▽

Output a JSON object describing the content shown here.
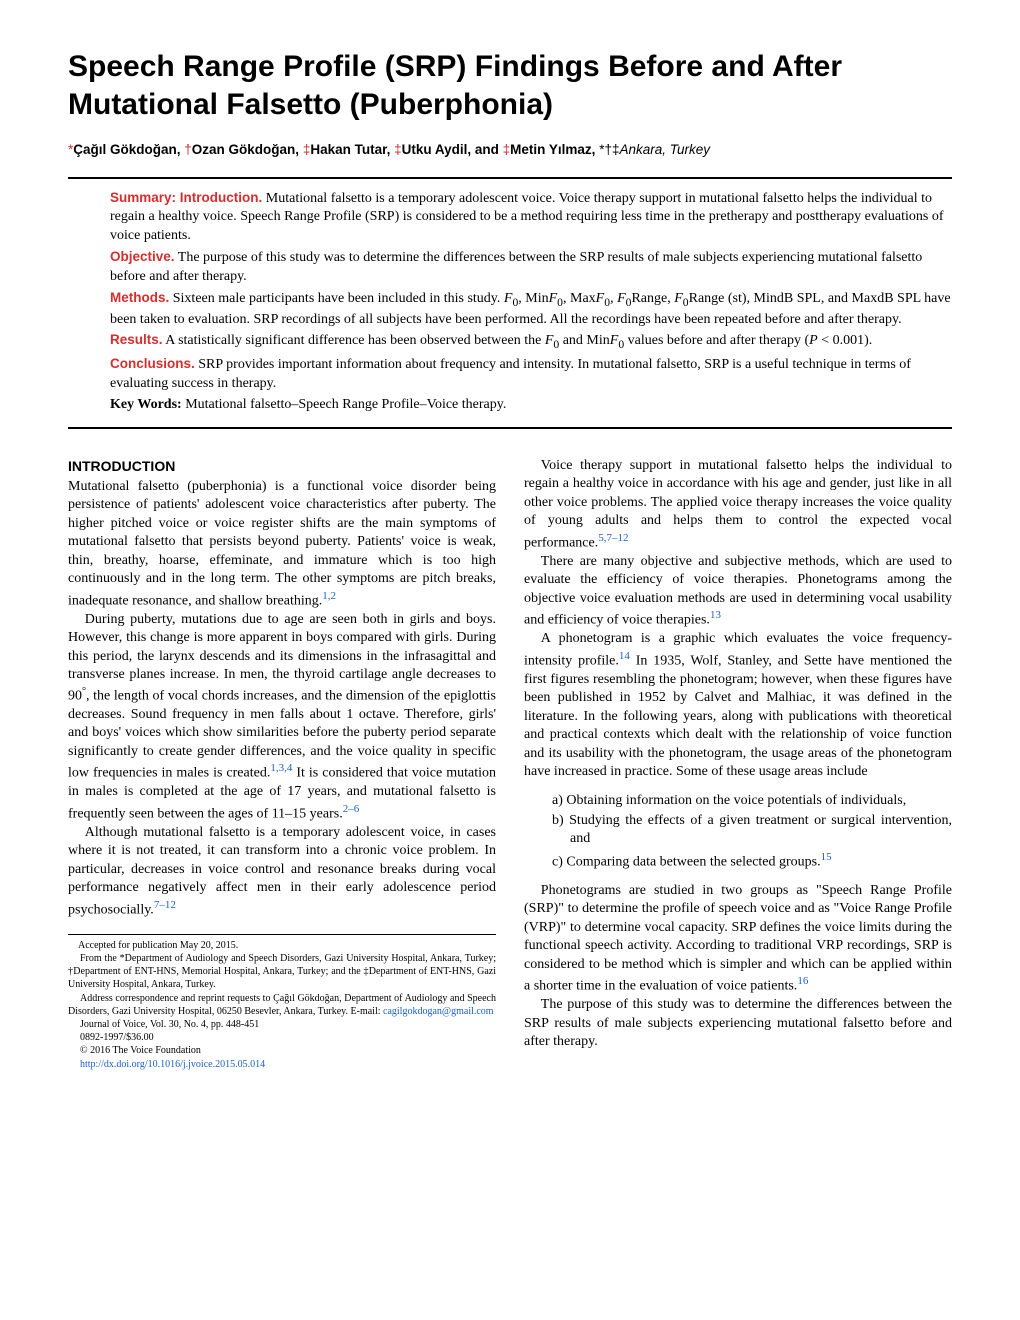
{
  "title": "Speech Range Profile (SRP) Findings Before and After Mutational Falsetto (Puberphonia)",
  "authors": {
    "a1_mark": "*",
    "a1_name": "Çağıl Gökdoğan, ",
    "a2_mark": "†",
    "a2_name": "Ozan Gökdoğan, ",
    "a3_mark": "‡",
    "a3_name": "Hakan Tutar, ",
    "a4_mark": "‡",
    "a4_name": "Utku Aydil, and ",
    "a5_mark": "‡",
    "a5_name": "Metin Yılmaz, ",
    "affil_marks": "*†‡",
    "affil": "Ankara, Turkey"
  },
  "abstract": {
    "intro_head": "Summary: Introduction.",
    "intro_text": " Mutational falsetto is a temporary adolescent voice. Voice therapy support in mutational falsetto helps the individual to regain a healthy voice. Speech Range Profile (SRP) is considered to be a method requiring less time in the pretherapy and posttherapy evaluations of voice patients.",
    "obj_head": "Objective.",
    "obj_text": " The purpose of this study was to determine the differences between the SRP results of male subjects experiencing mutational falsetto before and after therapy.",
    "meth_head": "Methods.",
    "meth_text_a": " Sixteen male participants have been included in this study. ",
    "meth_f0": "F",
    "meth_sub0": "0",
    "meth_text_b": ", Min",
    "meth_text_c": ", Max",
    "meth_text_d": ", ",
    "meth_text_e": "Range, ",
    "meth_text_f": "Range (st), MindB SPL, and MaxdB SPL have been taken to evaluation. SRP recordings of all subjects have been performed. All the recordings have been repeated before and after therapy.",
    "res_head": "Results.",
    "res_text_a": " A statistically significant difference has been observed between the ",
    "res_text_b": " and Min",
    "res_text_c": " values before and after therapy (",
    "res_p": "P",
    "res_text_d": " < 0.001).",
    "conc_head": "Conclusions.",
    "conc_text": " SRP provides important information about frequency and intensity. In mutational falsetto, SRP is a useful technique in terms of evaluating success in therapy.",
    "kw_head": "Key Words:",
    "kw_text": " Mutational falsetto–Speech Range Profile–Voice therapy."
  },
  "intro_head": "INTRODUCTION",
  "left": {
    "p1a": "Mutational falsetto (puberphonia) is a functional voice disorder being persistence of patients' adolescent voice characteristics after puberty. The higher pitched voice or voice register shifts are the main symptoms of mutational falsetto that persists beyond puberty. Patients' voice is weak, thin, breathy, hoarse, effeminate, and immature which is too high continuously and in the long term. The other symptoms are pitch breaks, inadequate resonance, and shallow breathing.",
    "p1ref": "1,2",
    "p2a": "During puberty, mutations due to age are seen both in girls and boys. However, this change is more apparent in boys compared with girls. During this period, the larynx descends and its dimensions in the infrasagittal and transverse planes increase. In men, the thyroid cartilage angle decreases to 90",
    "p2deg": "°",
    "p2b": ", the length of vocal chords increases, and the dimension of the epiglottis decreases. Sound frequency in men falls about 1 octave. Therefore, girls' and boys' voices which show similarities before the puberty period separate significantly to create gender differences, and the voice quality in specific low frequencies in males is created.",
    "p2ref": "1,3,4",
    "p2c": " It is considered that voice mutation in males is completed at the age of 17 years, and mutational falsetto is frequently seen between the ages of 11–15 years.",
    "p2ref2": "2–6",
    "p3a": "Although mutational falsetto is a temporary adolescent voice, in cases where it is not treated, it can transform into a chronic voice problem. In particular, decreases in voice control and resonance breaks during vocal performance negatively affect men in their early adolescence period psychosocially.",
    "p3ref": "7–12"
  },
  "right": {
    "p1a": "Voice therapy support in mutational falsetto helps the individual to regain a healthy voice in accordance with his age and gender, just like in all other voice problems. The applied voice therapy increases the voice quality of young adults and helps them to control the expected vocal performance.",
    "p1ref": "5,7–12",
    "p2a": "There are many objective and subjective methods, which are used to evaluate the efficiency of voice therapies. Phonetograms among the objective voice evaluation methods are used in determining vocal usability and efficiency of voice therapies.",
    "p2ref": "13",
    "p3a": "A phonetogram is a graphic which evaluates the voice frequency-intensity profile.",
    "p3ref": "14",
    "p3b": " In 1935, Wolf, Stanley, and Sette have mentioned the first figures resembling the phonetogram; however, when these figures have been published in 1952 by Calvet and Malhiac, it was defined in the literature. In the following years, along with publications with theoretical and practical contexts which dealt with the relationship of voice function and its usability with the phonetogram, the usage areas of the phonetogram have increased in practice. Some of these usage areas include",
    "la": "a) Obtaining information on the voice potentials of individuals,",
    "lb": "b) Studying the effects of a given treatment or surgical intervention, and",
    "lc_a": "c) Comparing data between the selected groups.",
    "lc_ref": "15",
    "p4": "Phonetograms are studied in two groups as \"Speech Range Profile (SRP)\" to determine the profile of speech voice and as \"Voice Range Profile (VRP)\" to determine vocal capacity. SRP defines the voice limits during the functional speech activity. According to traditional VRP recordings, SRP is considered to be method which is simpler and which can be applied within a shorter time in the evaluation of voice patients.",
    "p4ref": "16",
    "p5": "The purpose of this study was to determine the differences between the SRP results of male subjects experiencing mutational falsetto before and after therapy."
  },
  "footnotes": {
    "f1": "Accepted for publication May 20, 2015.",
    "f2": "From the *Department of Audiology and Speech Disorders, Gazi University Hospital, Ankara, Turkey; †Department of ENT-HNS, Memorial Hospital, Ankara, Turkey; and the ‡Department of ENT-HNS, Gazi University Hospital, Ankara, Turkey.",
    "f3a": "Address correspondence and reprint requests to Çağıl Gökdoğan, Department of Audiology and Speech Disorders, Gazi University Hospital, 06250 Besevler, Ankara, Turkey. E-mail: ",
    "f3b": "cagilgokdogan@gmail.com",
    "f4": "Journal of Voice, Vol. 30, No. 4, pp. 448-451",
    "f5": "0892-1997/$36.00",
    "f6": "© 2016 The Voice Foundation",
    "f7": "http://dx.doi.org/10.1016/j.jvoice.2015.05.014"
  }
}
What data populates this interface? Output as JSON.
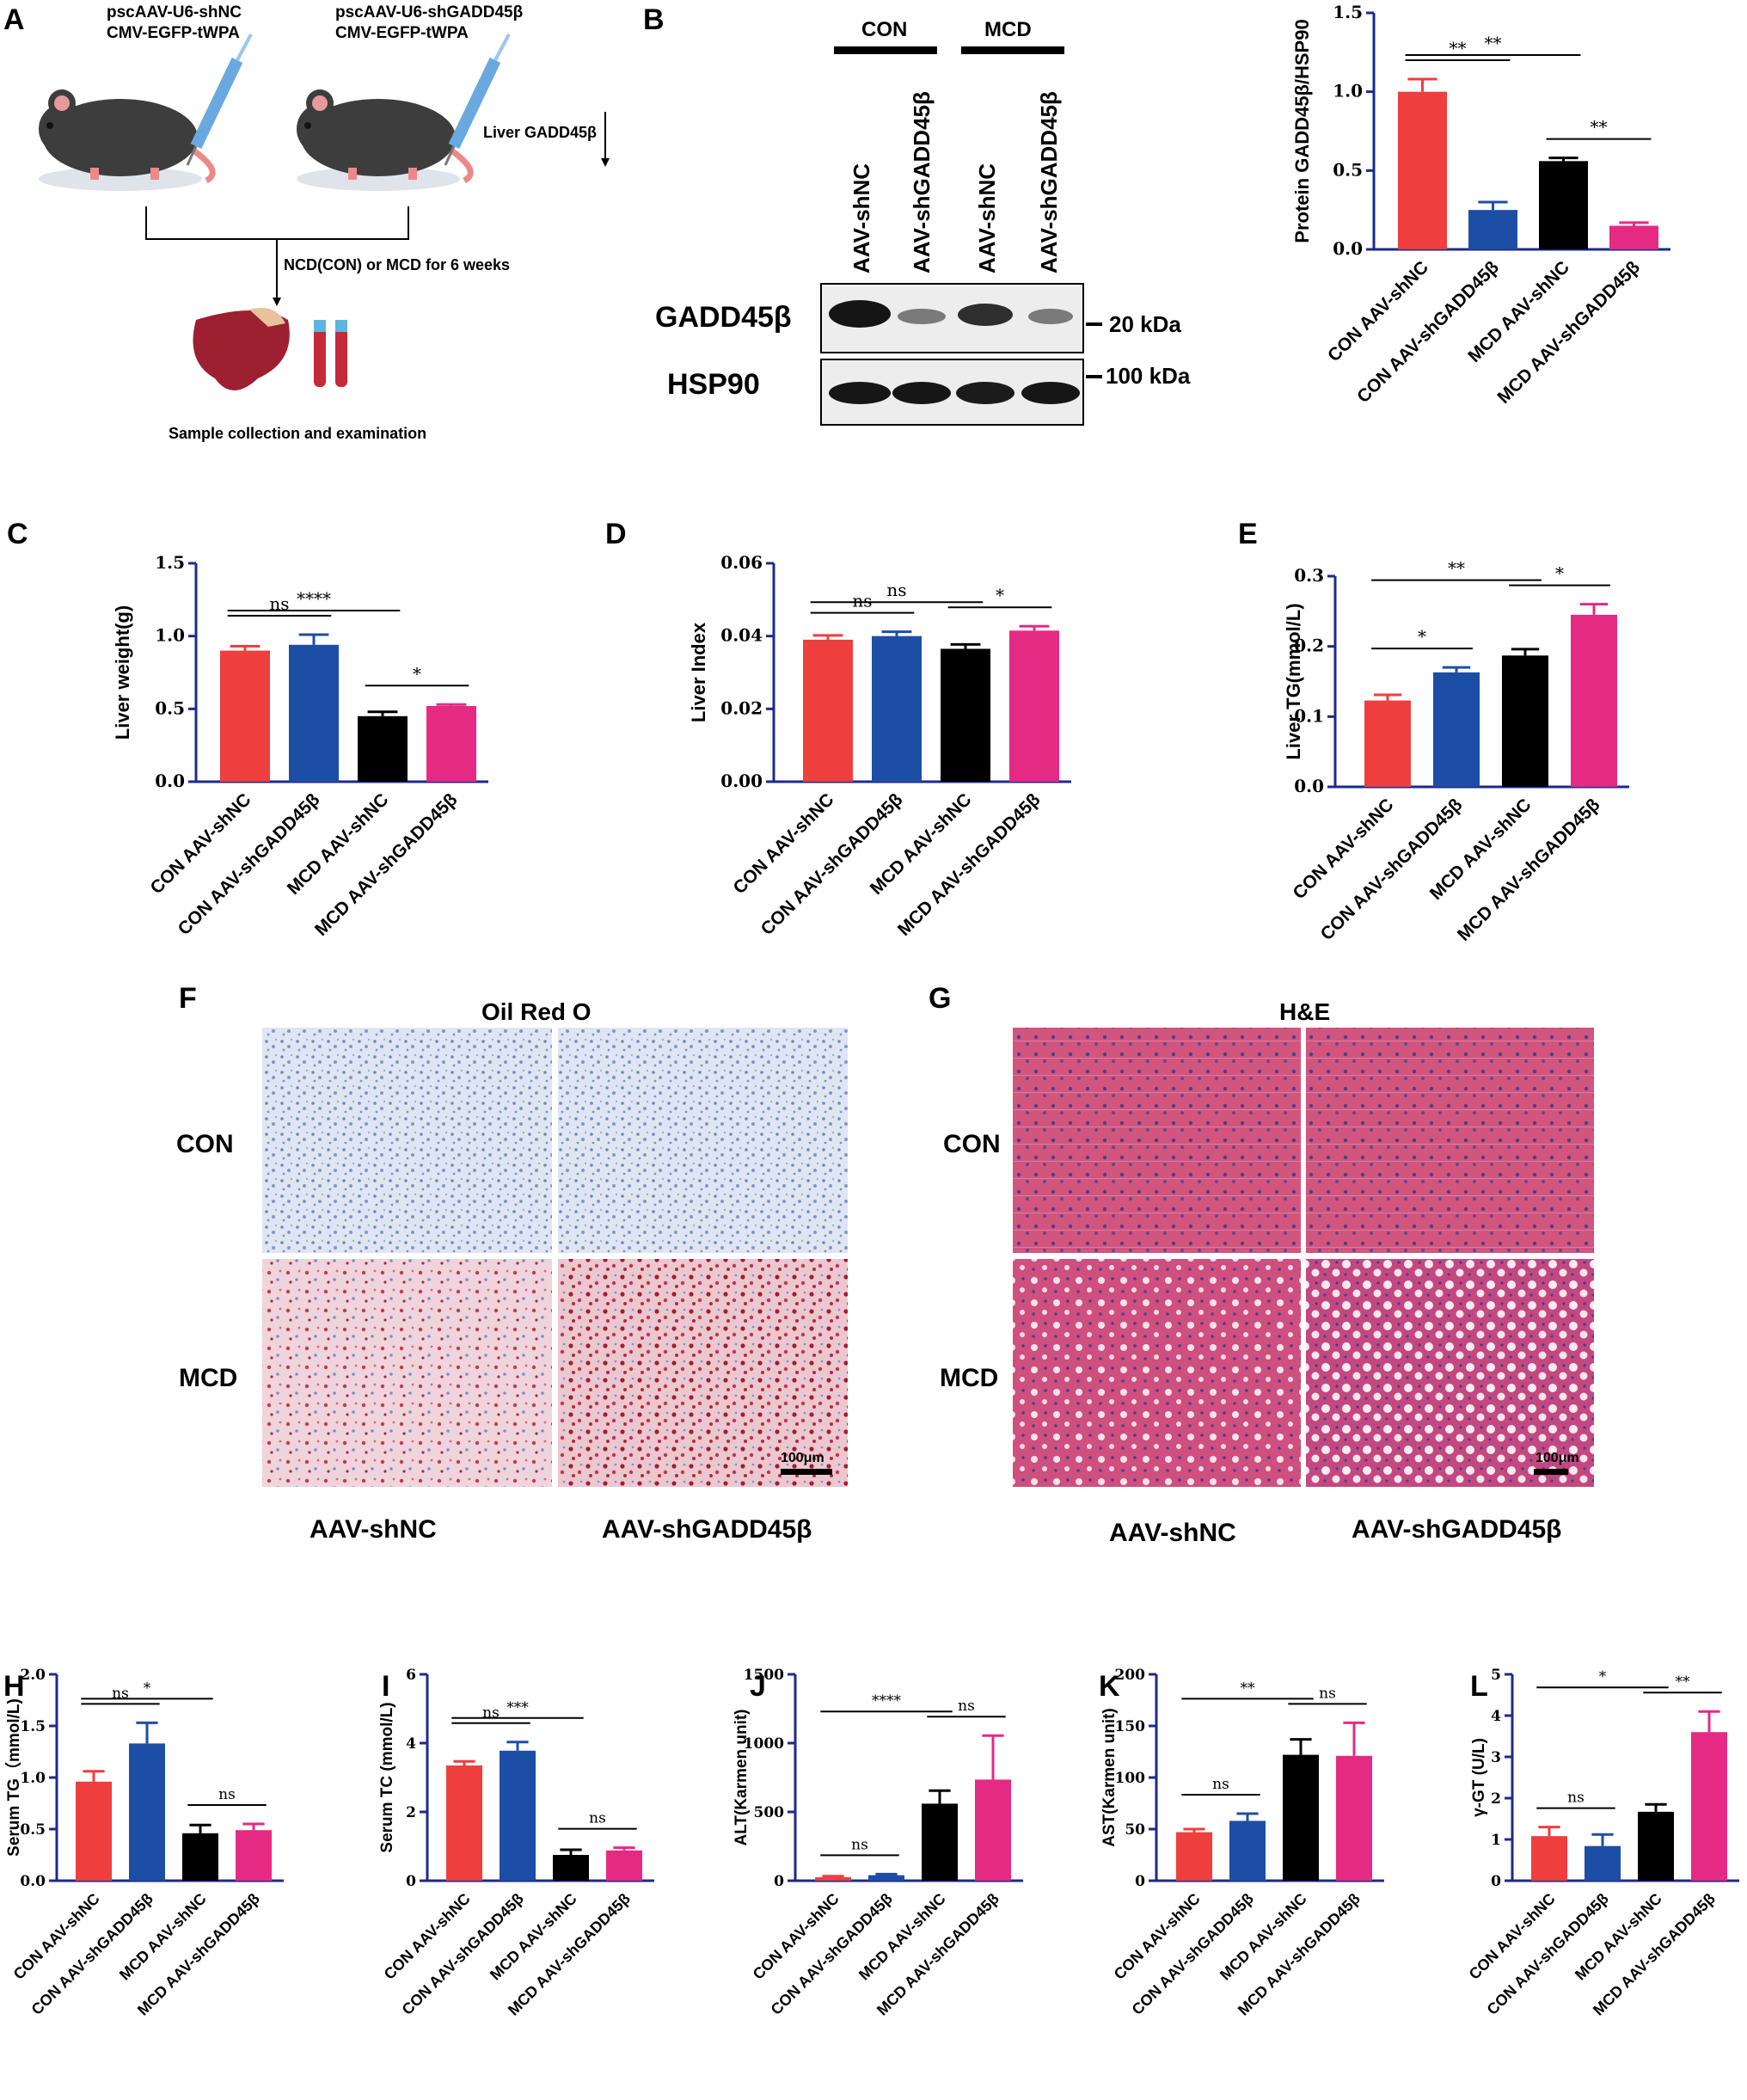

△

A complete answer gives every line of the data that includes "Disorders".

_Task answer_.
    "f2": "From the *Department of Audiology and Speech Disorders, Gazi University Hospital, Ankara, Turkey; †Department of ENT-HNS, Memorial Hospital, Ankara, Turkey; and the ‡Department of ENT-HNS, Gazi University Hospital, Ankara, Turkey.",
    "f3a": "Address correspondence and reprint requests to Çağıl Gökdoğan, Department of Audiology and Speech Disorders, Gazi University Hospital, 06250 Besevler, Ankara, Turkey. E-mail: ",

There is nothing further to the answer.